Figure record extracts:
══════

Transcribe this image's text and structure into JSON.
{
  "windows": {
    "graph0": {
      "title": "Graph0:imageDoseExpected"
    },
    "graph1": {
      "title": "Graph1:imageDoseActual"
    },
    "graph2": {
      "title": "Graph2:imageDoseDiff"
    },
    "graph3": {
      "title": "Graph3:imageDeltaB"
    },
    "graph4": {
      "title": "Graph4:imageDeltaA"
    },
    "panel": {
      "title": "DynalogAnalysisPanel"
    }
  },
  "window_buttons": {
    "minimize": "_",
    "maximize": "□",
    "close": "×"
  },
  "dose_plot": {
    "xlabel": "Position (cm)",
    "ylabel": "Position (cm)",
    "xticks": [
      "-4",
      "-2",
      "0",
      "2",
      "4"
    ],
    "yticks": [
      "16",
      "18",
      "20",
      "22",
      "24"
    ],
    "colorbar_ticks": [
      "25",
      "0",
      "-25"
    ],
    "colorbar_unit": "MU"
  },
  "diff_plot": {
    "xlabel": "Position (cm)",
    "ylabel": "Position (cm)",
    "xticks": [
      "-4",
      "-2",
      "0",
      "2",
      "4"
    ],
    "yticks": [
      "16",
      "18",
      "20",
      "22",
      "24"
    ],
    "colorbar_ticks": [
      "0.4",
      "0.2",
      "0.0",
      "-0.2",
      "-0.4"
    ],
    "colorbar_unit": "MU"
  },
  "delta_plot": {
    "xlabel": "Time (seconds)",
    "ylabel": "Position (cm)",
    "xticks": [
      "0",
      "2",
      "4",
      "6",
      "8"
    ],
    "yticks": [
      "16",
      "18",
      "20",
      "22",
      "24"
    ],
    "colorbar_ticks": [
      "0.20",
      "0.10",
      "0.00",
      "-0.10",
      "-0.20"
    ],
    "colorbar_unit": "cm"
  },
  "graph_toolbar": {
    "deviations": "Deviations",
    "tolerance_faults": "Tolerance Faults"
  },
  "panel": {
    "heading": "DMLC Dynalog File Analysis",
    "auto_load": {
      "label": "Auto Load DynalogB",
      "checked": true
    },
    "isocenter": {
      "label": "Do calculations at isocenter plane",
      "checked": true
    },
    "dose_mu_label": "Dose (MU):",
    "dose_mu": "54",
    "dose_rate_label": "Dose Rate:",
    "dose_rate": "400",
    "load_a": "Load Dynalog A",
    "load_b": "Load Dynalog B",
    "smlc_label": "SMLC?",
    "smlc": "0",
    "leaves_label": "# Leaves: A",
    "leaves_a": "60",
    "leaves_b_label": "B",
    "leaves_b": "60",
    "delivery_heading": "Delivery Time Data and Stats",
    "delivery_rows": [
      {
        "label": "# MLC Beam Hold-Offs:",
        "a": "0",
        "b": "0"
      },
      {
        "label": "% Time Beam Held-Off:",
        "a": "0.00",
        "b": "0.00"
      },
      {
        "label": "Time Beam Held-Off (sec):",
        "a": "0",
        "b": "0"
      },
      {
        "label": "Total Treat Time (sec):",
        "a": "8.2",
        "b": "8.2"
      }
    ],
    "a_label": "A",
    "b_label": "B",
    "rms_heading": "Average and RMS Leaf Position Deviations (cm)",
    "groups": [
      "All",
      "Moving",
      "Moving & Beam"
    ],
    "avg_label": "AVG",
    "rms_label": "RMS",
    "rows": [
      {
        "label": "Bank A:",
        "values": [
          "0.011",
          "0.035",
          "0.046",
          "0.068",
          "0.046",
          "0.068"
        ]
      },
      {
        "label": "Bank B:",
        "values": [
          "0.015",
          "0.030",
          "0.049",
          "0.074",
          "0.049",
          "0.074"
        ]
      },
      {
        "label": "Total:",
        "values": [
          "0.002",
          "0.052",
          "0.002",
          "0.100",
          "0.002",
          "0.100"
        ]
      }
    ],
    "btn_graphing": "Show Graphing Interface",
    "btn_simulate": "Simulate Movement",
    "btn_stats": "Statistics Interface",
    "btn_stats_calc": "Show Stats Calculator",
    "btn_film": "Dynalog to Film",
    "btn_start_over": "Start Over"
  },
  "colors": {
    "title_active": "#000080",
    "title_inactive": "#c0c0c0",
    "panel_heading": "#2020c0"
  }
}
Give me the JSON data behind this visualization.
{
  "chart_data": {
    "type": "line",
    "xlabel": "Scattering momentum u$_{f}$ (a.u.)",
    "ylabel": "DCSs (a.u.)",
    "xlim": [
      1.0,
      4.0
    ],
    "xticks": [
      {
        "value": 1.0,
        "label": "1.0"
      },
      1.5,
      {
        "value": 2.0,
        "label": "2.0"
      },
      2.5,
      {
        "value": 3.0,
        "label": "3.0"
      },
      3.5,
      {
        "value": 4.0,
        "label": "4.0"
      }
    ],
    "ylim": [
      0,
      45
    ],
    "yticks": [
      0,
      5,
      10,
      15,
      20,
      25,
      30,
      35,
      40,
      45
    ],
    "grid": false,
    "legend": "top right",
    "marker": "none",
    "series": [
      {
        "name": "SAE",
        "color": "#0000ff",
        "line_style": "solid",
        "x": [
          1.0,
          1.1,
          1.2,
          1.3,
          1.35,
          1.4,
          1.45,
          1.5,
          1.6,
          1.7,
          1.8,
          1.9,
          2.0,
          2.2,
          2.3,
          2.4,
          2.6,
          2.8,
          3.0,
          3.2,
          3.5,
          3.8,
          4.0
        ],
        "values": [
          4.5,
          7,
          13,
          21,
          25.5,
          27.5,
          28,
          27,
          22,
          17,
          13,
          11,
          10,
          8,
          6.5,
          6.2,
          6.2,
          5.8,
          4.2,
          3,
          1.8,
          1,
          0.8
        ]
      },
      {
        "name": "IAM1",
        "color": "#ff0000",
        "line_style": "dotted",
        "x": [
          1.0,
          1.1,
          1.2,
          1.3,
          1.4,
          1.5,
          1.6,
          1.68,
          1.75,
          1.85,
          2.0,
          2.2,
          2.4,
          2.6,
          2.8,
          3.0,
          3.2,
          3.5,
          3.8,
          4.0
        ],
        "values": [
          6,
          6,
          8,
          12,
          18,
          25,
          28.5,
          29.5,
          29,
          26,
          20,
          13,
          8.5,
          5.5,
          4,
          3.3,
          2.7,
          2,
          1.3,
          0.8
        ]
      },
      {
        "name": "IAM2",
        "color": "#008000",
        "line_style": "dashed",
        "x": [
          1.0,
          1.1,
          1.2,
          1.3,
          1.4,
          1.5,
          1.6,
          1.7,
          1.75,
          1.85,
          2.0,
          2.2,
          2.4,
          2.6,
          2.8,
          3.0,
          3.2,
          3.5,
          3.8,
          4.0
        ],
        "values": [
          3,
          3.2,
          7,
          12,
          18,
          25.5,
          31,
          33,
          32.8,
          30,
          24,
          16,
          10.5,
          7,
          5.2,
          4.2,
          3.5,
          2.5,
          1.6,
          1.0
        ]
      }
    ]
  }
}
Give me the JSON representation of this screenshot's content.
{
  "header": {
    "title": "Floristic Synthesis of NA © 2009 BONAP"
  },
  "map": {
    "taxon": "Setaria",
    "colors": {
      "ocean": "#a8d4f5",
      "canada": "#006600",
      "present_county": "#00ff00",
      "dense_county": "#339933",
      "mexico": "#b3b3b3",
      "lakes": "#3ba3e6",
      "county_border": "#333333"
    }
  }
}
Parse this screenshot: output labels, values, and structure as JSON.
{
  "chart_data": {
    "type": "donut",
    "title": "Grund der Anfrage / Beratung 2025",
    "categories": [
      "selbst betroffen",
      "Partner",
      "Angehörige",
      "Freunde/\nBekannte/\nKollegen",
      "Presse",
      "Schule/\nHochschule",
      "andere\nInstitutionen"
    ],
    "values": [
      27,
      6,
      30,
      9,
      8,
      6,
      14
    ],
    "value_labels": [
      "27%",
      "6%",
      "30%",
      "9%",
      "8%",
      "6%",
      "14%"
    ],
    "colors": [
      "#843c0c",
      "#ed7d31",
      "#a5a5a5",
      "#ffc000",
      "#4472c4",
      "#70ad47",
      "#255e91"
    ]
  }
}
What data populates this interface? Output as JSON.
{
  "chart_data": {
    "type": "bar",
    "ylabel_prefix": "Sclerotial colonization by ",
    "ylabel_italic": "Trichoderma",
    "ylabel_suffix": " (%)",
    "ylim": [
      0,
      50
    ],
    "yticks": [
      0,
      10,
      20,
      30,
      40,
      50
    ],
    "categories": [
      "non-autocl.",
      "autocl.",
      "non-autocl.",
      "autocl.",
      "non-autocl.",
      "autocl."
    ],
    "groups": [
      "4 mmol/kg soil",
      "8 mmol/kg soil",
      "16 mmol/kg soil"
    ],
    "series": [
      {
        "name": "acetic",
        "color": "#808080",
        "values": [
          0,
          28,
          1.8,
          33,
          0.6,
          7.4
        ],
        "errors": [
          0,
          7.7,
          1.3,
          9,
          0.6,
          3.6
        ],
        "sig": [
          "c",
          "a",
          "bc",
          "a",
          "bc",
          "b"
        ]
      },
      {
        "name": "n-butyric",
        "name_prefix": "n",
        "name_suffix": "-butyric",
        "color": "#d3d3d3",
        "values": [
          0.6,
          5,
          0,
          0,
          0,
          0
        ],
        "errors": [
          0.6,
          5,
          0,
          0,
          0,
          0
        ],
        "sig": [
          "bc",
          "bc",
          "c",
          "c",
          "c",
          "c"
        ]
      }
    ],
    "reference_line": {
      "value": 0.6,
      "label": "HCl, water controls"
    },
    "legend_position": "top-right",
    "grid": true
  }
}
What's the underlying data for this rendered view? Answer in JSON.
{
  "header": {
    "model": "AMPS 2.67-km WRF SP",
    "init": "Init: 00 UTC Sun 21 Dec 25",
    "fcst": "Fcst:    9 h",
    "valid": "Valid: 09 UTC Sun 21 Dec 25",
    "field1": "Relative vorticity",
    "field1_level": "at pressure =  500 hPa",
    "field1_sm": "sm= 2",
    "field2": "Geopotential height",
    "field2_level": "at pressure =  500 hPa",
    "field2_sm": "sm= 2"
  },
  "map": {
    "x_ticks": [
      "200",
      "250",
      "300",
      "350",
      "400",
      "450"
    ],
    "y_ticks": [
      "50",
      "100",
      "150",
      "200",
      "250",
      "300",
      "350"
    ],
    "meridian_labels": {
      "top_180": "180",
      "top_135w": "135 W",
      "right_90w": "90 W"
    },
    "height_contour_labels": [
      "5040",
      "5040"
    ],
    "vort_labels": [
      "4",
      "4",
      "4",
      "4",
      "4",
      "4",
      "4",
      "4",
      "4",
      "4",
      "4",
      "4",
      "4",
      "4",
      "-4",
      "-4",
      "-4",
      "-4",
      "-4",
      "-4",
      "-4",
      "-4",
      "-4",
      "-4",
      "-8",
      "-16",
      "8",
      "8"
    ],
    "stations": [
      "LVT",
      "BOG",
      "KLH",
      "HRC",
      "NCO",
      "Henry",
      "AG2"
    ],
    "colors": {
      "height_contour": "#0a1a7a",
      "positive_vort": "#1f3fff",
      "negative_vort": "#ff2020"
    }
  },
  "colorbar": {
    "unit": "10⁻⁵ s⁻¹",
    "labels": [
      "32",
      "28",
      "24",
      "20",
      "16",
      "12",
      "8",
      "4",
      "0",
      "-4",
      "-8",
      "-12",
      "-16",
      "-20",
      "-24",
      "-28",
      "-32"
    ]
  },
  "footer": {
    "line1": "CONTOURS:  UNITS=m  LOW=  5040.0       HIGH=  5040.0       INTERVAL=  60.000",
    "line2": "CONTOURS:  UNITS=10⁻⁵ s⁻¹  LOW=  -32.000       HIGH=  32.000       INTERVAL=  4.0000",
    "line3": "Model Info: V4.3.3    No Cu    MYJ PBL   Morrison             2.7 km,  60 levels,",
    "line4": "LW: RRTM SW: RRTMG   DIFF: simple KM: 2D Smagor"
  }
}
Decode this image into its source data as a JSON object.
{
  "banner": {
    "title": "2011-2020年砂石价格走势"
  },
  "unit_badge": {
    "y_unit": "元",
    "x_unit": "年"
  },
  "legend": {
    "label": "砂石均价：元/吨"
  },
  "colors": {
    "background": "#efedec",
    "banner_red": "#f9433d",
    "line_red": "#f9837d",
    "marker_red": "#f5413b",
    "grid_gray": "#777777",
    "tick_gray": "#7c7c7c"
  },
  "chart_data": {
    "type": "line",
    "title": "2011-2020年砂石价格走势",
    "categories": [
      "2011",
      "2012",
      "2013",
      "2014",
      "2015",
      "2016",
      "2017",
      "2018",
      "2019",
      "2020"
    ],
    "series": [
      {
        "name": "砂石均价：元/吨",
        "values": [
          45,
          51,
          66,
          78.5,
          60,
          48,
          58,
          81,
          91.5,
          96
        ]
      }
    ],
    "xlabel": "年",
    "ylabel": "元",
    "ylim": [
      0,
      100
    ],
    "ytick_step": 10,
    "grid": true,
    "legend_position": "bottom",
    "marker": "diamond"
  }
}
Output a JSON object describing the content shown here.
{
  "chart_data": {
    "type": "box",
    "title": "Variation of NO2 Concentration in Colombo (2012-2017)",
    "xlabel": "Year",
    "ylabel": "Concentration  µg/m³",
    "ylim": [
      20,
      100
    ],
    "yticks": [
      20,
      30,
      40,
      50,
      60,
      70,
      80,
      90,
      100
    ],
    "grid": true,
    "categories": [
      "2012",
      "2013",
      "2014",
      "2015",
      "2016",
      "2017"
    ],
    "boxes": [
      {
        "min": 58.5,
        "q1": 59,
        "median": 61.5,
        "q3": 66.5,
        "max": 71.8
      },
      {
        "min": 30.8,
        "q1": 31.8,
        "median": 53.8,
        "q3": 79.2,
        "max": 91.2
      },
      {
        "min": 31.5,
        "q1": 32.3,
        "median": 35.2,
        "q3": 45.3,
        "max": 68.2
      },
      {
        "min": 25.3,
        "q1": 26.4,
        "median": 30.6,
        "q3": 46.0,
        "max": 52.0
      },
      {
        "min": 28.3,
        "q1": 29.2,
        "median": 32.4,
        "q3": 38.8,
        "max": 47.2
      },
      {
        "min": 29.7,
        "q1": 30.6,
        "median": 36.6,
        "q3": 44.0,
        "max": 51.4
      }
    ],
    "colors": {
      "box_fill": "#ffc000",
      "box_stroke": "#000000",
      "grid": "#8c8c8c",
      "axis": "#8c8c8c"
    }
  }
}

══════

#### [Given exercise]
What is the number of lines in the data that hold the string "Total"? Answer with the number only.

#### [Result below]
2